Exercise requirements
Skip the images. Copy the records exactly as written.

Saved entries
──────
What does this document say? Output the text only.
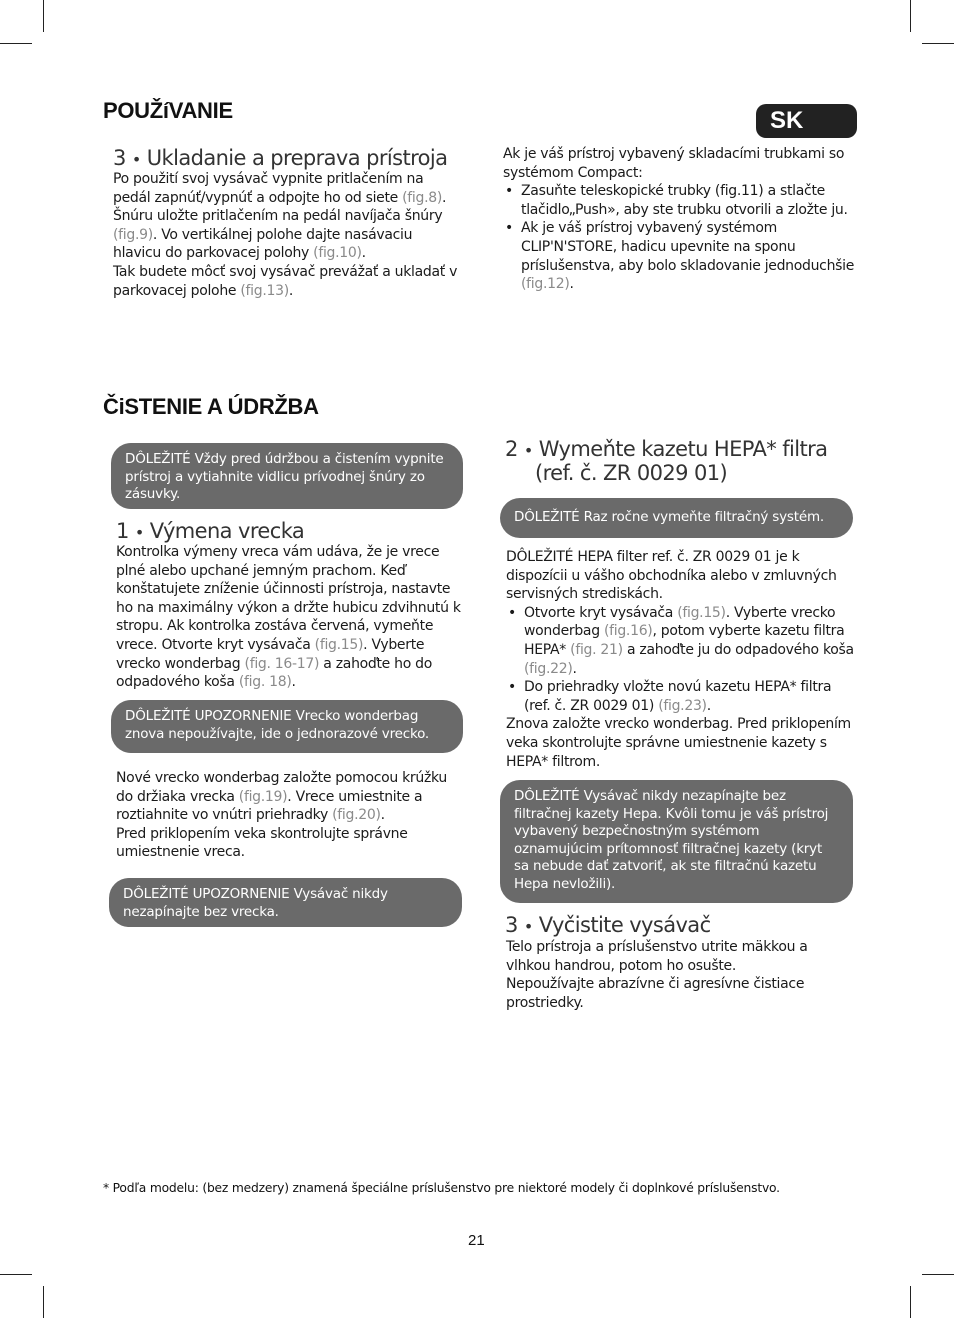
POUŽíVANIE	SK
3 • Ukladanie a preprava prístroja

Po použití svoj vysávač vypnite pritlačením na pedál zapnúť/vypnúť a odpojte ho od siete (fig.8).

Šnúru uložte pritlačením na pedál navíjača šnúry (fig.9). Vo vertikálnej polohe dajte nasávaciu hlavicu do parkovacej polohy (fig.10).

Tak budete môcť svoj vysávač prevážať a ukladať v parkovacej polohe (fig.13).

Ak je váš prístroj vybavený skladacími trubkami so systémom Compact:

• Zasuňte teleskopické trubky (fig.11) a stlačte tlačidlo„Push», aby ste trubku otvorili a zložte ju.
• Ak je váš prístroj vybavený systémom CLIP'N'STORE, hadicu upevnite na sponu príslušenstva, aby bolo skladovanie jednoduchšie (fig.12).
ČiSTENIE A ÚDRŽBA
DÔLEŽITÉ Vždy pred údržbou a čistením vypnite prístroj a vytiahnite vidlicu prívodnej šnúry zo zásuvky.
1 • Výmena vrecka

Kontrolka výmeny vreca vám udáva, že je vrece plné alebo upchané jemným prachom. Keď konštatujete zníženie účinnosti prístroja, nastavte ho na maximálny výkon a držte hubicu zdvihnutú k stropu. Ak kontrolka zostáva červená, vymeňte vrece. Otvorte kryt vysávača (fig.15). Vyberte vrecko wonderbag (fig. 16-17) a zahoďte ho do odpadového koša (fig. 18).

DÔLEŽITÉ UPOZORNENIE Vrecko wonderbag znova nepoužívajte, ide o jednorazové vrecko.

Nové vrecko wonderbag založte pomocou krúžku do držiaka vrecka (fig.19). Vrece umiestnite a roztiahnite vo vnútri priehradky (fig.20).

Pred priklopením veka skontrolujte správne umiestnenie vreca.

DÔLEŽITÉ UPOZORNENIE Vysávač nikdy nezapínajte bez vrecka.
2 • Wymeňte kazetu HEPA* filtra
(ref. č. ZR 0029 01)
DÔLEŽITÉ Raz ročne vymeňte filtračný systém.

DÔLEŽITÉ HEPA filter ref. č. ZR 0029 01 je k dispozícii u vášho obchodníka alebo v zmluvných servisných strediskách.

• Otvorte kryt vysávača (fig.15). Vyberte vrecko wonderbag (fig.16), potom vyberte kazetu filtra HEPA* (fig. 21) a zahoďte ju do odpadového koša (fig.22).
• Do priehradky vložte novú kazetu HEPA* filtra (ref. č. ZR 0029 01) (fig.23).

Znova založte vrecko wonderbag. Pred priklopením veka skontrolujte správne umiestnenie kazety s HEPA* filtrom.

DÔLEŽITÉ Vysávač nikdy nezapínajte bez filtračnej kazety Hepa. Kvôli tomu je váš prístroj vybavený bezpečnostným systémom oznamujúcim prítomnosť filtračnej kazety (kryt sa nebude dať zatvoriť, ak ste filtračnú kazetu Hepa nevložili).
3 • Vyčistite vysávač

Telo prístroja a príslušenstvo utrite mäkkou a vlhkou handrou, potom ho osušte.

Nepoužívajte abrazívne či agresívne čistiace prostriedky.

* Podľa modelu: (bez medzery) znamená špeciálne príslušenstvo pre niektoré modely či doplnkové príslušenstvo.
21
──────
Task answer
What does this document say? Output the text only.
POUŽíVANIE	SK
3 • Ukladanie a preprava prístroja

Po použití svoj vysávač vypnite pritlačením na pedál zapnúť/vypnúť a odpojte ho od siete (fig.8).

Šnúru uložte pritlačením na pedál navíjača šnúry (fig.9). Vo vertikálnej polohe dajte nasávaciu hlavicu do parkovacej polohy (fig.10).

Tak budete môcť svoj vysávač prevážať a ukladať v parkovacej polohe (fig.13).

Ak je váš prístroj vybavený skladacími trubkami so systémom Compact:

• Zasuňte teleskopické trubky (fig.11) a stlačte tlačidlo„Push», aby ste trubku otvorili a zložte ju.
• Ak je váš prístroj vybavený systémom CLIP'N'STORE, hadicu upevnite na sponu príslušenstva, aby bolo skladovanie jednoduchšie (fig.12).
ČiSTENIE A ÚDRŽBA
DÔLEŽITÉ Vždy pred údržbou a čistením vypnite prístroj a vytiahnite vidlicu prívodnej šnúry zo zásuvky.
1 • Výmena vrecka

Kontrolka výmeny vreca vám udáva, že je vrece plné alebo upchané jemným prachom. Keď konštatujete zníženie účinnosti prístroja, nastavte ho na maximálny výkon a držte hubicu zdvihnutú k stropu. Ak kontrolka zostáva červená, vymeňte vrece. Otvorte kryt vysávača (fig.15). Vyberte vrecko wonderbag (fig. 16-17) a zahoďte ho do odpadového koša (fig. 18).

DÔLEŽITÉ UPOZORNENIE Vrecko wonderbag znova nepoužívajte, ide o jednorazové vrecko.

Nové vrecko wonderbag založte pomocou krúžku do držiaka vrecka (fig.19). Vrece umiestnite a roztiahnite vo vnútri priehradky (fig.20).

Pred priklopením veka skontrolujte správne umiestnenie vreca.

DÔLEŽITÉ UPOZORNENIE Vysávač nikdy nezapínajte bez vrecka.
2 • Wymeňte kazetu HEPA* filtra
(ref. č. ZR 0029 01)
DÔLEŽITÉ Raz ročne vymeňte filtračný systém.

DÔLEŽITÉ HEPA filter ref. č. ZR 0029 01 je k dispozícii u vášho obchodníka alebo v zmluvných servisných strediskách.

• Otvorte kryt vysávača (fig.15). Vyberte vrecko wonderbag (fig.16), potom vyberte kazetu filtra HEPA* (fig. 21) a zahoďte ju do odpadového koša (fig.22).
• Do priehradky vložte novú kazetu HEPA* filtra (ref. č. ZR 0029 01) (fig.23).

Znova založte vrecko wonderbag. Pred priklopením veka skontrolujte správne umiestnenie kazety s HEPA* filtrom.

DÔLEŽITÉ Vysávač nikdy nezapínajte bez filtračnej kazety Hepa. Kvôli tomu je váš prístroj vybavený bezpečnostným systémom oznamujúcim prítomnosť filtračnej kazety (kryt sa nebude dať zatvoriť, ak ste filtračnú kazetu Hepa nevložili).
3 • Vyčistite vysávač

Telo prístroja a príslušenstvo utrite mäkkou a vlhkou handrou, potom ho osušte.

Nepoužívajte abrazívne či agresívne čistiace prostriedky.

* Podľa modelu: (bez medzery) znamená špeciálne príslušenstvo pre niektoré modely či doplnkové príslušenstvo.
21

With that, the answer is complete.